__INSTRUCTION__
Identify every line in the records below that contains the word "FOLLOWING", and reproduce each one.

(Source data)
* START *

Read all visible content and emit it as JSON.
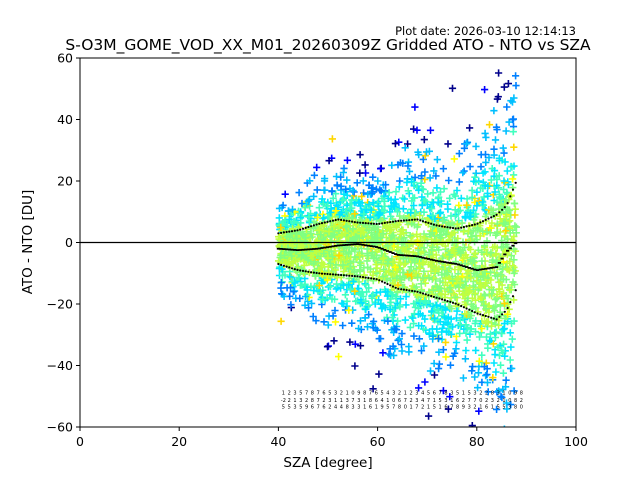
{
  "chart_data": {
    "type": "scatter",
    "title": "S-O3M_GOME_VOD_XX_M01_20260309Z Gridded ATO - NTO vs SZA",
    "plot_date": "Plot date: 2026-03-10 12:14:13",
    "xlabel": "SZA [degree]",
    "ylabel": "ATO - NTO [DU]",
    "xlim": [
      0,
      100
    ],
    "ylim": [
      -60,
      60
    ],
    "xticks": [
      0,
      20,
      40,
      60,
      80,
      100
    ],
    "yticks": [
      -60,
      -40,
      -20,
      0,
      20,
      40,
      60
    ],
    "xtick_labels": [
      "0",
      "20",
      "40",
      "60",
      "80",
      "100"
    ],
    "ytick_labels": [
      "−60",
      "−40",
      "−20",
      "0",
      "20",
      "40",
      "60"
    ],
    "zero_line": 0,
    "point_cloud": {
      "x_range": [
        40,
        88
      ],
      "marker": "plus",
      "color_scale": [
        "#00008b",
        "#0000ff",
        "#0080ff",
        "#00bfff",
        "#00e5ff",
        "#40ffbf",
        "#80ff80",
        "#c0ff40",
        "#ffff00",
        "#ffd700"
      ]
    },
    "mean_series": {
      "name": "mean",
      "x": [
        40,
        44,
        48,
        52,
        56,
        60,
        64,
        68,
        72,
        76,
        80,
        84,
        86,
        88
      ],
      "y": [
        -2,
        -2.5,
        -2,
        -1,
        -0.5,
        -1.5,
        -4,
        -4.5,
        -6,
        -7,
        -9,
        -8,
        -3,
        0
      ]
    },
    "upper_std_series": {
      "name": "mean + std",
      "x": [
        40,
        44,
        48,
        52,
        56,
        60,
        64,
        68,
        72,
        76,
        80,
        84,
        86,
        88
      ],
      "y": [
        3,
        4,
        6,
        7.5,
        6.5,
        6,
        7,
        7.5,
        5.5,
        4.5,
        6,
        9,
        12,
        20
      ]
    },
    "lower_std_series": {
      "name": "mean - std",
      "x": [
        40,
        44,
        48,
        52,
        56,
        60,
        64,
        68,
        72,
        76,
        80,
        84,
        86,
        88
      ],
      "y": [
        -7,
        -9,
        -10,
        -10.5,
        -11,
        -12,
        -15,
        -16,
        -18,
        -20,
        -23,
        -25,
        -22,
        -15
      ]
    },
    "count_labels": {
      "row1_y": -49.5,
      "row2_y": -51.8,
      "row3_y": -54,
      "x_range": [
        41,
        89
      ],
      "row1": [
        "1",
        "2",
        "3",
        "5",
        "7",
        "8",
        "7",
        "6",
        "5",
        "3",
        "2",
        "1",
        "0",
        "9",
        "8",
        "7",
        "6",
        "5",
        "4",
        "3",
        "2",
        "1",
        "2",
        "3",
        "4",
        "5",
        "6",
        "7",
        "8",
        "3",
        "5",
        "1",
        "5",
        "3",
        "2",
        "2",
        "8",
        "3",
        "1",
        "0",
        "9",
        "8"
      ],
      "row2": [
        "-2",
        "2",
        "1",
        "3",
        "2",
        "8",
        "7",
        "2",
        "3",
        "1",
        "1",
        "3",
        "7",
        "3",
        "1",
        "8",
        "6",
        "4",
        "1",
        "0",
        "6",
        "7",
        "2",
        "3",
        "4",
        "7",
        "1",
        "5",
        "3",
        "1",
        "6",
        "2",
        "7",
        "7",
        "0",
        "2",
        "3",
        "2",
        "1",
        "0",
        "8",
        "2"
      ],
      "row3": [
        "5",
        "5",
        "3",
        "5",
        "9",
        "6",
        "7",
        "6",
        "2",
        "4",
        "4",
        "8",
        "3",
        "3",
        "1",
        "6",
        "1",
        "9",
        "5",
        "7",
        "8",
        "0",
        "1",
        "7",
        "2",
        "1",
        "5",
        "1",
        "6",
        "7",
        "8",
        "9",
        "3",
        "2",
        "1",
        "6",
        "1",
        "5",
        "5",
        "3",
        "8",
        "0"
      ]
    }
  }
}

* END *
* START *

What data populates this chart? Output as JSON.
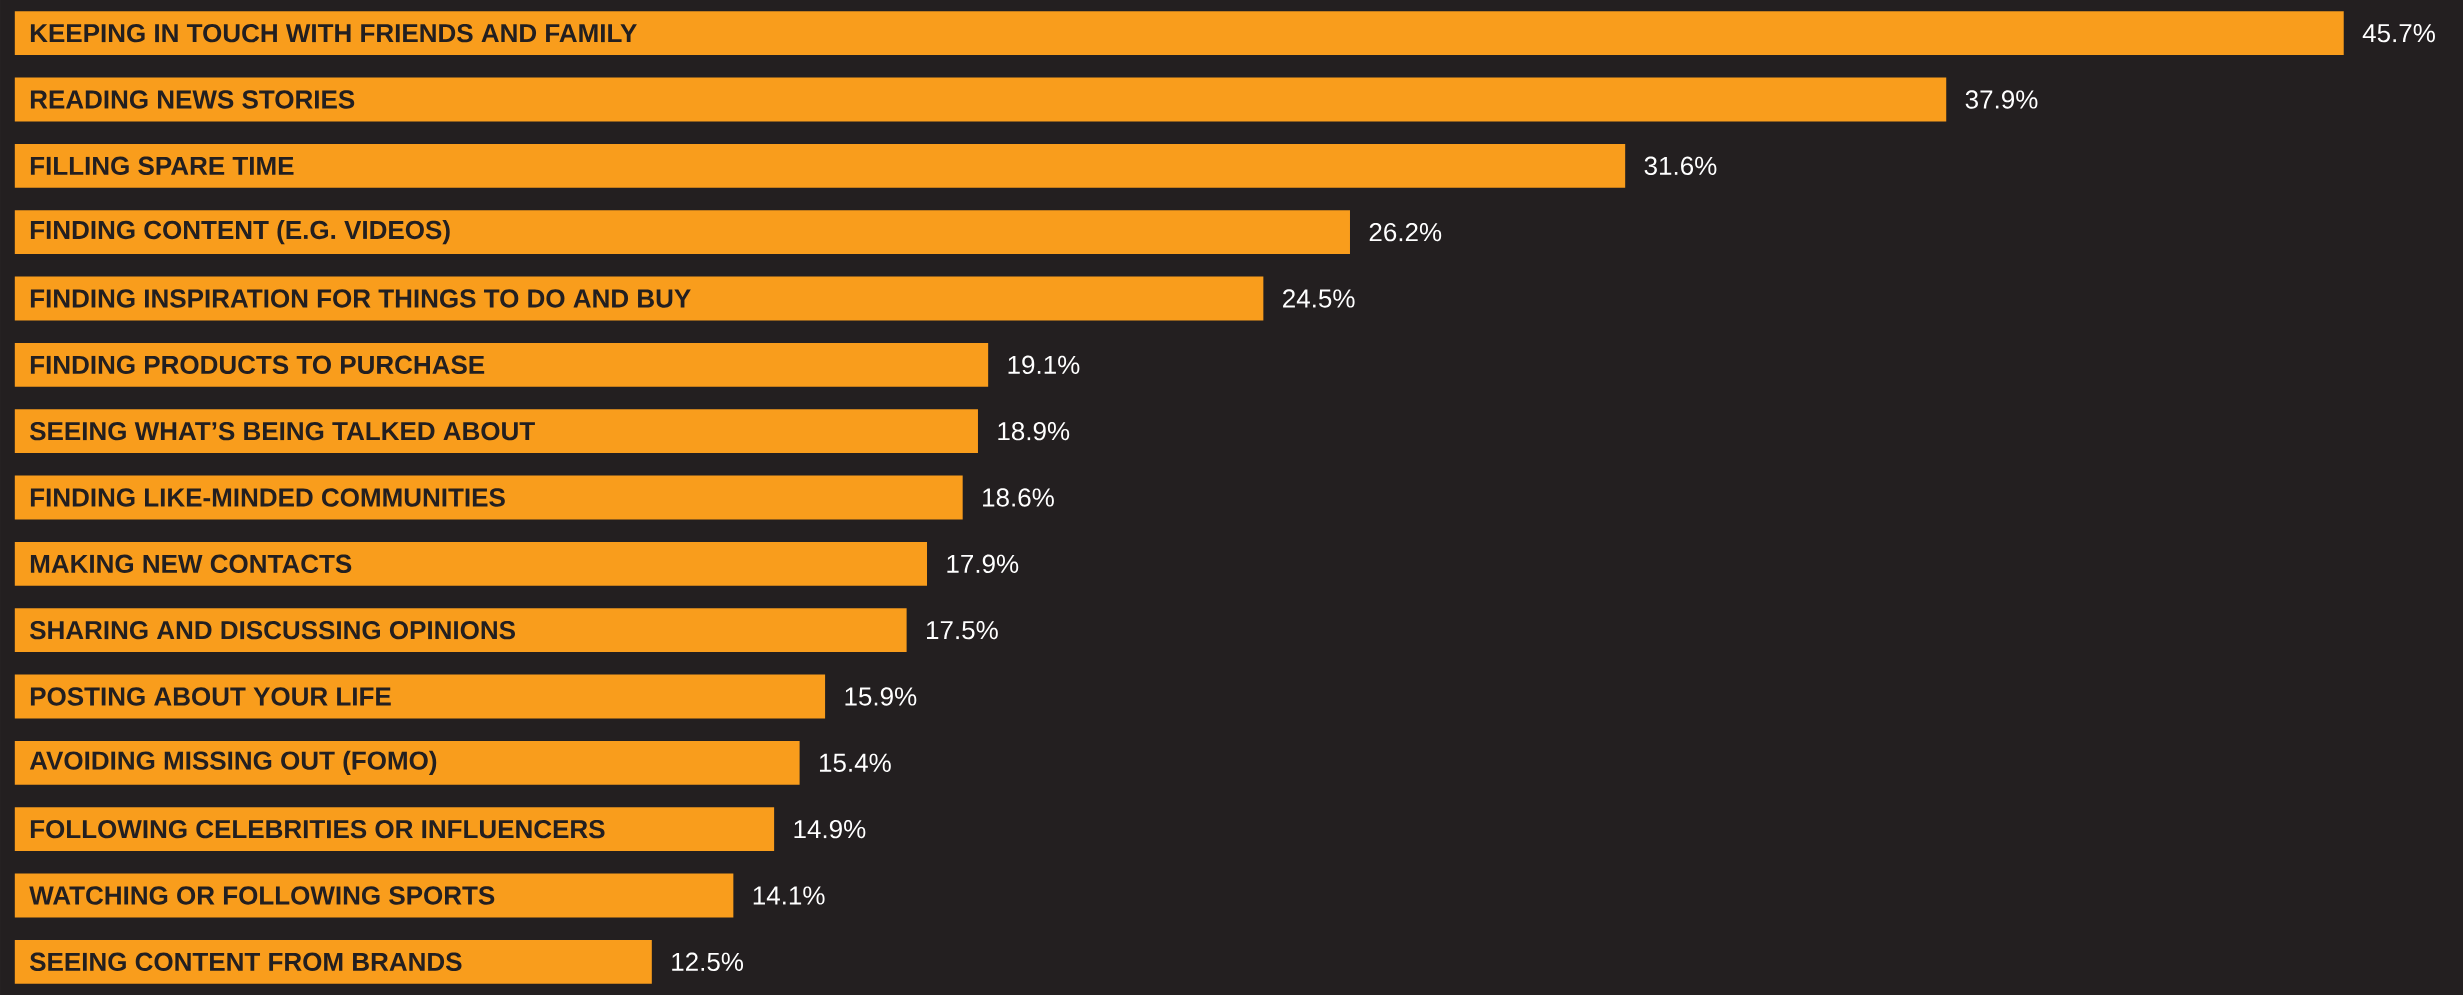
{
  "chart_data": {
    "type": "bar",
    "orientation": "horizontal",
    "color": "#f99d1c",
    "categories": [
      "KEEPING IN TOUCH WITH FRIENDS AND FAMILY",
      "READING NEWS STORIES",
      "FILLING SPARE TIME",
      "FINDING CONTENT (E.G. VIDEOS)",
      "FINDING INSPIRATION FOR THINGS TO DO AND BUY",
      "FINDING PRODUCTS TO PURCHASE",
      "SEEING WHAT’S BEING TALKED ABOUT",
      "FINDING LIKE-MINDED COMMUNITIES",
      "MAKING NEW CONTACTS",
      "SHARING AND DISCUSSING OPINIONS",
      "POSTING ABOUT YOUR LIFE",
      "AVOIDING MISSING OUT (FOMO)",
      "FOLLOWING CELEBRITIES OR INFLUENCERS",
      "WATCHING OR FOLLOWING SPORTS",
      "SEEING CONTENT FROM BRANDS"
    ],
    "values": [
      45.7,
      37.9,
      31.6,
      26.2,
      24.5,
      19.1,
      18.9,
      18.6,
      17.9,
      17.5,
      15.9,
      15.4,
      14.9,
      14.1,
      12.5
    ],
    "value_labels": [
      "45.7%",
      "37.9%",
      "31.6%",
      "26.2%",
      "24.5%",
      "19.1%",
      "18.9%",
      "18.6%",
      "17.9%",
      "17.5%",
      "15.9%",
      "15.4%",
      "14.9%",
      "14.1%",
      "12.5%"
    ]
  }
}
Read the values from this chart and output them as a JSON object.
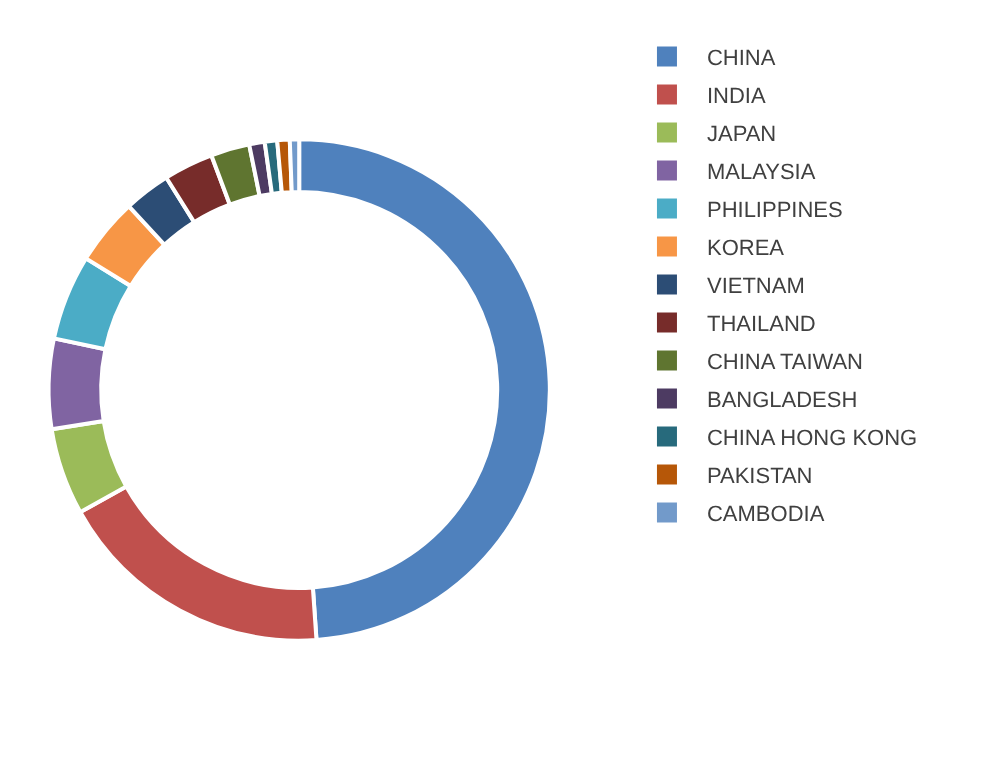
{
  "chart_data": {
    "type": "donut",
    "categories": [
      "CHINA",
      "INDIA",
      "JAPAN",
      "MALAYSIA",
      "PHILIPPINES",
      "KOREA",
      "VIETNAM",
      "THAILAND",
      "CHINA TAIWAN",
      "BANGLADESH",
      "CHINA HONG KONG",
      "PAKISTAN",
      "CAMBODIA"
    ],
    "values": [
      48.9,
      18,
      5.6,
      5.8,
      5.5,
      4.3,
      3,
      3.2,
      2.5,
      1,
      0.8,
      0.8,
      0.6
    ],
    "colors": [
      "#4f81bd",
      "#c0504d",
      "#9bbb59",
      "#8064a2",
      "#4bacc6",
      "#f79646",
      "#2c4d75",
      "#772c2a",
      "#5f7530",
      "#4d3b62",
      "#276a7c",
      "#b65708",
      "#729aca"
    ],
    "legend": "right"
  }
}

* END *

__RESPONSE TO THIS TASK__
      "FOLLOWING CELEBRITIES OR INFLUENCERS",
      "WATCHING OR FOLLOWING SPORTS",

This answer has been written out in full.